Aim: All of the data should be output character for character, except the pictures.

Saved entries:
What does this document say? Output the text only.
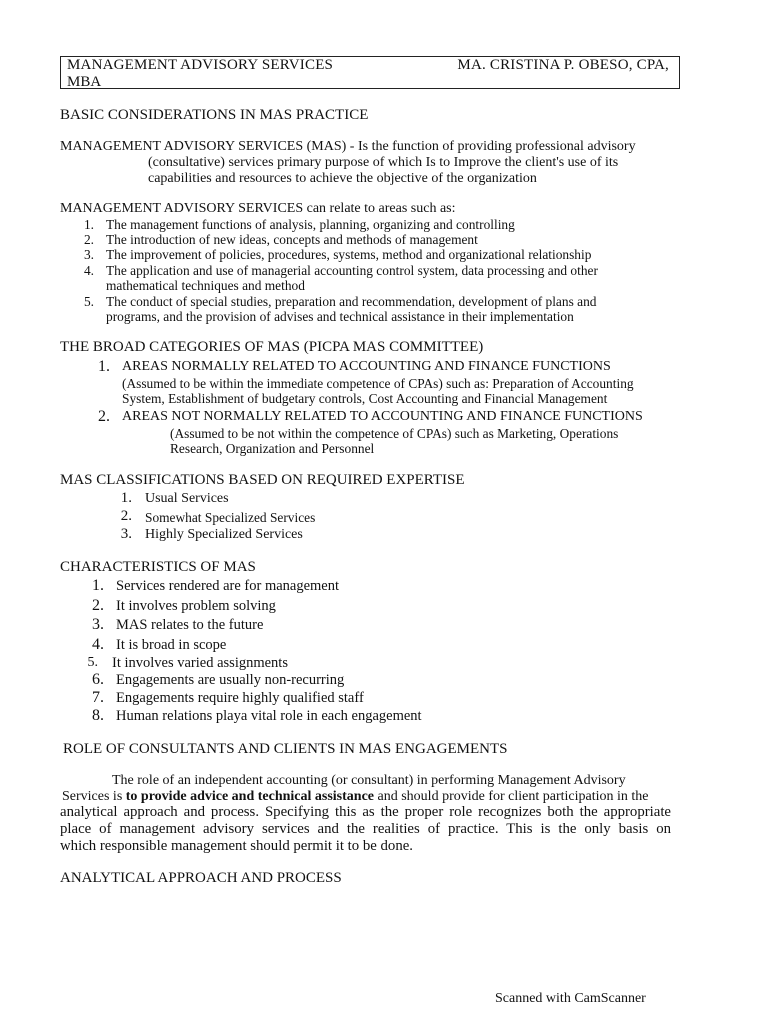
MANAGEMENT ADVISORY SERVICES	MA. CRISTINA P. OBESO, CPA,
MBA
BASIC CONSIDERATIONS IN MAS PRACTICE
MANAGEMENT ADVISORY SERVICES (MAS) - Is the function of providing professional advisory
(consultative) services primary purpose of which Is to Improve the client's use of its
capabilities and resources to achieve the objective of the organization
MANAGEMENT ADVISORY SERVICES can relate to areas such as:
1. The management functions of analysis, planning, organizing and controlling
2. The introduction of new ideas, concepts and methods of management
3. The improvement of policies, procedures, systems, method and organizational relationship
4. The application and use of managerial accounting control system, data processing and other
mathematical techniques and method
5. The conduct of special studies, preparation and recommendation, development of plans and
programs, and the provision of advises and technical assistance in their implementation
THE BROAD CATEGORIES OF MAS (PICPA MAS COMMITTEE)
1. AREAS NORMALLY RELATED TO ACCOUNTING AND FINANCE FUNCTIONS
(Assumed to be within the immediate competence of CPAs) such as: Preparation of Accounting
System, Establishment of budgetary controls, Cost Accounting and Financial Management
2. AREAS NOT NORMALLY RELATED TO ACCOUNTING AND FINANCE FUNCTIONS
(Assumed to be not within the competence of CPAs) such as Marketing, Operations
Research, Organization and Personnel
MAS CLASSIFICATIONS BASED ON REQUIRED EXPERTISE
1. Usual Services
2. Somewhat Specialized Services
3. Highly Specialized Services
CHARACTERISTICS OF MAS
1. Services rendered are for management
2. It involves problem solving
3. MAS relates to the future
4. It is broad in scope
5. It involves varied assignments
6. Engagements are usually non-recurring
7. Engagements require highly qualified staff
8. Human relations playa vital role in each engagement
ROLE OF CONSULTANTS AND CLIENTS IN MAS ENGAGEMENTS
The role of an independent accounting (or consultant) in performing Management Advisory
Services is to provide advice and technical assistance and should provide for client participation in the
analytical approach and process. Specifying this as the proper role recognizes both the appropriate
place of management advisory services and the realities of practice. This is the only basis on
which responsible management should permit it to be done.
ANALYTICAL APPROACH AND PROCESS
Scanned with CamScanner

Answer below:
What does this document say? Output the text only.
MANAGEMENT ADVISORY SERVICES	MA. CRISTINA P. OBESO, CPA,
MBA
BASIC CONSIDERATIONS IN MAS PRACTICE
MANAGEMENT ADVISORY SERVICES (MAS) - Is the function of providing professional advisory
(consultative) services primary purpose of which Is to Improve the client's use of its
capabilities and resources to achieve the objective of the organization
MANAGEMENT ADVISORY SERVICES can relate to areas such as:
1. The management functions of analysis, planning, organizing and controlling
2. The introduction of new ideas, concepts and methods of management
3. The improvement of policies, procedures, systems, method and organizational relationship
4. The application and use of managerial accounting control system, data processing and other
mathematical techniques and method
5. The conduct of special studies, preparation and recommendation, development of plans and
programs, and the provision of advises and technical assistance in their implementation
THE BROAD CATEGORIES OF MAS (PICPA MAS COMMITTEE)
1. AREAS NORMALLY RELATED TO ACCOUNTING AND FINANCE FUNCTIONS
(Assumed to be within the immediate competence of CPAs) such as: Preparation of Accounting
System, Establishment of budgetary controls, Cost Accounting and Financial Management
2. AREAS NOT NORMALLY RELATED TO ACCOUNTING AND FINANCE FUNCTIONS
(Assumed to be not within the competence of CPAs) such as Marketing, Operations
Research, Organization and Personnel
MAS CLASSIFICATIONS BASED ON REQUIRED EXPERTISE
1. Usual Services
2. Somewhat Specialized Services
3. Highly Specialized Services
CHARACTERISTICS OF MAS
1. Services rendered are for management
2. It involves problem solving
3. MAS relates to the future
4. It is broad in scope
5. It involves varied assignments
6. Engagements are usually non-recurring
7. Engagements require highly qualified staff
8. Human relations playa vital role in each engagement
ROLE OF CONSULTANTS AND CLIENTS IN MAS ENGAGEMENTS
The role of an independent accounting (or consultant) in performing Management Advisory
Services is to provide advice and technical assistance and should provide for client participation in the
analytical approach and process. Specifying this as the proper role recognizes both the appropriate
place of management advisory services and the realities of practice. This is the only basis on
which responsible management should permit it to be done.
ANALYTICAL APPROACH AND PROCESS
Scanned with CamScanner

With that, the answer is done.